Dataset entries on figures:
+ + + + + + +
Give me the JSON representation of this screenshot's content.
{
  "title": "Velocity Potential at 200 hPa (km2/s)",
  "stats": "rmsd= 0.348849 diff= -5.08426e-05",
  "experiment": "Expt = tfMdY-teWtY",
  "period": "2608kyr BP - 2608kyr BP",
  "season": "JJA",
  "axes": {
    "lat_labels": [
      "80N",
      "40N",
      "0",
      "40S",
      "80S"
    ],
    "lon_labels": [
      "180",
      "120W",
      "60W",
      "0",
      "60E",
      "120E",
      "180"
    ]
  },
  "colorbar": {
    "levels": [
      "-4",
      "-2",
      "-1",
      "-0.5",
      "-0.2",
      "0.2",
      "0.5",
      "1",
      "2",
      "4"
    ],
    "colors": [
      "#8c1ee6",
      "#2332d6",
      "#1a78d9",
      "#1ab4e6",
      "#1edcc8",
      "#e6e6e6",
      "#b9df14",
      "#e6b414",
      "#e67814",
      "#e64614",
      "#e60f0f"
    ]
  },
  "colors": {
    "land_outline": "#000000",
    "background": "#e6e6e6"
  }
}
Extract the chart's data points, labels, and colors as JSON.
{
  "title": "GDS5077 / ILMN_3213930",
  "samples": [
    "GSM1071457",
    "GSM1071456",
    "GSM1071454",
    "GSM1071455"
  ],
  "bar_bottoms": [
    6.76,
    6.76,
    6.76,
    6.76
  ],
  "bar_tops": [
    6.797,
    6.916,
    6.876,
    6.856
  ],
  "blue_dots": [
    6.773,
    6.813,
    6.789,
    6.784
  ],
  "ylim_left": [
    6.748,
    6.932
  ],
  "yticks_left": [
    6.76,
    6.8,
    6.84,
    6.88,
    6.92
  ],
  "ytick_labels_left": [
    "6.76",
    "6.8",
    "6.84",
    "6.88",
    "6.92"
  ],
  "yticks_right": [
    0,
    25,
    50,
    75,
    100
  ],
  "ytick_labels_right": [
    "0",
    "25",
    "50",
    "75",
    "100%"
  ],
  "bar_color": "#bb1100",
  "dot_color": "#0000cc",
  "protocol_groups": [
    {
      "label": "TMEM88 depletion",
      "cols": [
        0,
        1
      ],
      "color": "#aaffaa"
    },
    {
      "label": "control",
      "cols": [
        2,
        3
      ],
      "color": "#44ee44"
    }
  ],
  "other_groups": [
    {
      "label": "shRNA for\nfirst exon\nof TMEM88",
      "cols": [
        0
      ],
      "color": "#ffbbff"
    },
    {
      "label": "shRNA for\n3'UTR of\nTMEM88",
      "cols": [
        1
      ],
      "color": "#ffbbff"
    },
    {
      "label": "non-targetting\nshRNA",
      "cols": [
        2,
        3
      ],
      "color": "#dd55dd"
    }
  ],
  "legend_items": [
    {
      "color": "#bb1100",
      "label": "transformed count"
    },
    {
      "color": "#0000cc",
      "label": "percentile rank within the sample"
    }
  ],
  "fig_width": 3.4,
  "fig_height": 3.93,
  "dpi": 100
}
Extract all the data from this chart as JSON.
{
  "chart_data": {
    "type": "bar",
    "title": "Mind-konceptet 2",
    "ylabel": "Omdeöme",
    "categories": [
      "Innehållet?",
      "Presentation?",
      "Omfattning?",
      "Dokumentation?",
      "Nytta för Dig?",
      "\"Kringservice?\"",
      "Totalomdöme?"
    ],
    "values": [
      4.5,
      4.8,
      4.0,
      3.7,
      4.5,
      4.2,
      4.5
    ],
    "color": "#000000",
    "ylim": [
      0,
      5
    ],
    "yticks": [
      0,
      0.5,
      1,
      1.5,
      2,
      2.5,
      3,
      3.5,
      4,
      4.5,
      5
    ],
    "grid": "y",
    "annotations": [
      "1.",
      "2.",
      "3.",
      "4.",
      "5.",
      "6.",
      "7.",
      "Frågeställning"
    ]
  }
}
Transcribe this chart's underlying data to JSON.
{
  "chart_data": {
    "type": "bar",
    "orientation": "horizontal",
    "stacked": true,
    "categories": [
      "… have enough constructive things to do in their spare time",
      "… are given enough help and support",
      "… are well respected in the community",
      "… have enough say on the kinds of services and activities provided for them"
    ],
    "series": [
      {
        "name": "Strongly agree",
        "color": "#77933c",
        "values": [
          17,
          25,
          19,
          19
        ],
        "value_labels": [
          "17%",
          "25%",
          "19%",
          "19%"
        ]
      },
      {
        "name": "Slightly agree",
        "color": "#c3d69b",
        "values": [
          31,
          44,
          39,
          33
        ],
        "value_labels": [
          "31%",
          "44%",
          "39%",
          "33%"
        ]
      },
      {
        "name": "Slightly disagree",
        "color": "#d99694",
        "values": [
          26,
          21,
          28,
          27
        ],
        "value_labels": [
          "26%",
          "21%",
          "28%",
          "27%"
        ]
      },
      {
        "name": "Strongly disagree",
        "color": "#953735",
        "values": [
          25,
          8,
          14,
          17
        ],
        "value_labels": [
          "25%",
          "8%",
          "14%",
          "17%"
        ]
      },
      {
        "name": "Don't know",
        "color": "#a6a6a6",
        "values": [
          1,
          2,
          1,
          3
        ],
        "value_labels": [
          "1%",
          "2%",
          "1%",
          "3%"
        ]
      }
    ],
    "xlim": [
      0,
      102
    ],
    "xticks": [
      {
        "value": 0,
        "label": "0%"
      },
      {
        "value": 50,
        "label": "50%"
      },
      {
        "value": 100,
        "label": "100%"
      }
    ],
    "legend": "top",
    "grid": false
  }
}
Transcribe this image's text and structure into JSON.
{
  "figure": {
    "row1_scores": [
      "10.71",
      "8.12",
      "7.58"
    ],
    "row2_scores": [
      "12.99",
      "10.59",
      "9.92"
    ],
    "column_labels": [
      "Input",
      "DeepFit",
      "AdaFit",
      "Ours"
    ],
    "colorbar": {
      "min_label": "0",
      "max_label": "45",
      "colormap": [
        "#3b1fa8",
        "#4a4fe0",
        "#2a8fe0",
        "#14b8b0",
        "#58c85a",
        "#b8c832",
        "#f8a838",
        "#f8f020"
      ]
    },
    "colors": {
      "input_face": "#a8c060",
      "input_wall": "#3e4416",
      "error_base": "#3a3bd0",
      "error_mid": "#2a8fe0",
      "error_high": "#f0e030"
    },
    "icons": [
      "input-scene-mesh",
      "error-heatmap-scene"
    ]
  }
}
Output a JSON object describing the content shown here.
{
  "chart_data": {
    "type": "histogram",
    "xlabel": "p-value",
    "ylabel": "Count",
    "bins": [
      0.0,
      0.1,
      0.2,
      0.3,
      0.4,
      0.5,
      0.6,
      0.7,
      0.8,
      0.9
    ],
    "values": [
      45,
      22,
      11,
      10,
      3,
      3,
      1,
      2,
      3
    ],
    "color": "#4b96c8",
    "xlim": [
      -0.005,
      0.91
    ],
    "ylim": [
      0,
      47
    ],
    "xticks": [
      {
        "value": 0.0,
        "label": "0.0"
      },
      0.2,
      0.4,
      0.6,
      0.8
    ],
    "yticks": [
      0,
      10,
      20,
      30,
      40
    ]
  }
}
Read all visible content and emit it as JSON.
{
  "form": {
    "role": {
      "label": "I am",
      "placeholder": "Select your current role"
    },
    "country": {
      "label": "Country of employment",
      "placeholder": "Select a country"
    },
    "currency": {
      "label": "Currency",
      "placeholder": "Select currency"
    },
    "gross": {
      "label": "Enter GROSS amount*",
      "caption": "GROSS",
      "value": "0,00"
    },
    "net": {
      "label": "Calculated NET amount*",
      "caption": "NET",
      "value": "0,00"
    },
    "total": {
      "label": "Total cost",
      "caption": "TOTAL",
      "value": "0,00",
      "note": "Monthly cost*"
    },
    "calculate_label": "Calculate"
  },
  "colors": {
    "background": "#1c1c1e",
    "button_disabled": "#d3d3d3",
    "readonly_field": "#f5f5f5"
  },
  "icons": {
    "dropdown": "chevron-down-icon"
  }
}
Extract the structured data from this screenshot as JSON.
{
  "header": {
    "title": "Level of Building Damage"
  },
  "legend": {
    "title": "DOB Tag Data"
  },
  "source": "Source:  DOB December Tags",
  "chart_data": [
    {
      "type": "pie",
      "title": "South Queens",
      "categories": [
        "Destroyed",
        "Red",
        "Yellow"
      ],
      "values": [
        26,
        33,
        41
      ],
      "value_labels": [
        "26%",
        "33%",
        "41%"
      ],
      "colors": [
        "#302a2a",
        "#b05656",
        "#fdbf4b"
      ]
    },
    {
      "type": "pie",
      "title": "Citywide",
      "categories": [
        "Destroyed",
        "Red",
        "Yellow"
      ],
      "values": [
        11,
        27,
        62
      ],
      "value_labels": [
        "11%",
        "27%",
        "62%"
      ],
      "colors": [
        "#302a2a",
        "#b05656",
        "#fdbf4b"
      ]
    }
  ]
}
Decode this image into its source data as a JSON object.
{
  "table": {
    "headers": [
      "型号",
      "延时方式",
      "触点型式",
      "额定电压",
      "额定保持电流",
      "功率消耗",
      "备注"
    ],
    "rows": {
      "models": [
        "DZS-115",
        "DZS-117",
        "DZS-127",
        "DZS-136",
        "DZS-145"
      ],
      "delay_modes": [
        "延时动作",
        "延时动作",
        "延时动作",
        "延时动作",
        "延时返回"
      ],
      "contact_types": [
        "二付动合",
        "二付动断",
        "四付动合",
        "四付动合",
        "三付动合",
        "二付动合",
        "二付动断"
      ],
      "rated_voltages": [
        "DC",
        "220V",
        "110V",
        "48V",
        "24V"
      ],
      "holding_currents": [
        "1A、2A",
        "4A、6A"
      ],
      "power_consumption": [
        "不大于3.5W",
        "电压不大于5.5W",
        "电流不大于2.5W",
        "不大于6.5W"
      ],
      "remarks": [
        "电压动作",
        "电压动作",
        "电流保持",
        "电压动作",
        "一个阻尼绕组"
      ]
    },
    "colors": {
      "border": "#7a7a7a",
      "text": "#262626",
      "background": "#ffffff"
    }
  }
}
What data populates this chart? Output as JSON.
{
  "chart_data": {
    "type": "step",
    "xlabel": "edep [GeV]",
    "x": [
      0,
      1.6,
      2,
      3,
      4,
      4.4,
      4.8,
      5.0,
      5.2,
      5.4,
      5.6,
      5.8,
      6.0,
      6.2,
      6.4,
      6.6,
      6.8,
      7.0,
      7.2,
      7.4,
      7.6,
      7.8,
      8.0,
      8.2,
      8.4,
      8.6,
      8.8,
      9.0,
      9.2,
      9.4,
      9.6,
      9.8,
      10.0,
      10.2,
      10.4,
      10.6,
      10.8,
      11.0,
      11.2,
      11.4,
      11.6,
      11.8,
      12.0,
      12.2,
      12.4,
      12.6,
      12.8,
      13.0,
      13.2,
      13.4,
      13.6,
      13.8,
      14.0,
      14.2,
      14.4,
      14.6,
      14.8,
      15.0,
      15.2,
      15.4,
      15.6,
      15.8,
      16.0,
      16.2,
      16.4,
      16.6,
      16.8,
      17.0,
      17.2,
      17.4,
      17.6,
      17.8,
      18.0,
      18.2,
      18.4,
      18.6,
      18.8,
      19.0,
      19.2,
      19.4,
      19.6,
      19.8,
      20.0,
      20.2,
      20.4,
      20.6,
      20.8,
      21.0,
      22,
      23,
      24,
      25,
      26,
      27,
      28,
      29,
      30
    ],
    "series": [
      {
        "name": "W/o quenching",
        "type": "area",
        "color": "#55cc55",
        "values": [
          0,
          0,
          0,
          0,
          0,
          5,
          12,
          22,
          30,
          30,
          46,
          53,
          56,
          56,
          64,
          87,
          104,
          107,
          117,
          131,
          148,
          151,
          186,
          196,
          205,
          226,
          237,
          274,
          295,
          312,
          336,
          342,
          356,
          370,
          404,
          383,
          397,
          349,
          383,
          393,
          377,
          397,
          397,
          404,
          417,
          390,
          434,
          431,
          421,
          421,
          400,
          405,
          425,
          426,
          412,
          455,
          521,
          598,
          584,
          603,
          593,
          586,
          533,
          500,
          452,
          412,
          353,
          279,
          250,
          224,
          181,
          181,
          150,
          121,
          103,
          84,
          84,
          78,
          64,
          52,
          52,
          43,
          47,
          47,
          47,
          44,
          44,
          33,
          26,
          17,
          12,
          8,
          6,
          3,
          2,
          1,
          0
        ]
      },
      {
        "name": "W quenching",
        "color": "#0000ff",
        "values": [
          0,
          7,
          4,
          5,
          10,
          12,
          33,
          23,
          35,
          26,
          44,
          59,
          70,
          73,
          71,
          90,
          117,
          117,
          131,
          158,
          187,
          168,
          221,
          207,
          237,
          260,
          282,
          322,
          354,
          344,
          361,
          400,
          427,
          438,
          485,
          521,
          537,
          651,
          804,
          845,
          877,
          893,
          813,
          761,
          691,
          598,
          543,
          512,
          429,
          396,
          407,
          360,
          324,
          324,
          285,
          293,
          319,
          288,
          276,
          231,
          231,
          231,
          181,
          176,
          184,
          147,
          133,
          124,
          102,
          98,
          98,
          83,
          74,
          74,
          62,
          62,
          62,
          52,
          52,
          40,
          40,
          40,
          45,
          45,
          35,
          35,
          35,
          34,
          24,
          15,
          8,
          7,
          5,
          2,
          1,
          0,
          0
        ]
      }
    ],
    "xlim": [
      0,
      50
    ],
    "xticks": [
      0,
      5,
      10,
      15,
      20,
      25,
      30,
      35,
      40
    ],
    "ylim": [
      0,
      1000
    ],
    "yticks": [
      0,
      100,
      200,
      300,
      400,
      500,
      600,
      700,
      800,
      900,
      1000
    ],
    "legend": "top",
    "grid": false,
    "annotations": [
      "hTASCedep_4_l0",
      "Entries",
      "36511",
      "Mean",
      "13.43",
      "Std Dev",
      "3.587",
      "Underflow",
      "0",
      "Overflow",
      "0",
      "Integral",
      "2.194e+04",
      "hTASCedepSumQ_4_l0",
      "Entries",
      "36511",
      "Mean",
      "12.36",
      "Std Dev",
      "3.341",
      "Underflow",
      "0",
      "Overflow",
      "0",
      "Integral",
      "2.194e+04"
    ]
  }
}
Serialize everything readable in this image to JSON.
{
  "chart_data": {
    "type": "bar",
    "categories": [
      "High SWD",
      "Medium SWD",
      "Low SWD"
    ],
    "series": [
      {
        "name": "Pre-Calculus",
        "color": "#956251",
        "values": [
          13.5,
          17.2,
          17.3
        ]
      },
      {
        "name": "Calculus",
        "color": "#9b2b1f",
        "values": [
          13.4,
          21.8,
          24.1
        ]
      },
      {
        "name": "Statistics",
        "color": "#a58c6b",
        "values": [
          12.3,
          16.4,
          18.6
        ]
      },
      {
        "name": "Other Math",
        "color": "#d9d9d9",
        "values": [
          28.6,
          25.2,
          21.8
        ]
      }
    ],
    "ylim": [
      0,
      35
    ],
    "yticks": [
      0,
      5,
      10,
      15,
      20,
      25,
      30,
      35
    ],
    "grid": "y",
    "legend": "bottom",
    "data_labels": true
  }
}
+ + + + + + +
Task instructions: Extract every line that has the string "have" in it.

Output for this exercise:
      "… have enough constructive things to do in their spare time",
      "… have enough say on the kinds of services and activities provided for them"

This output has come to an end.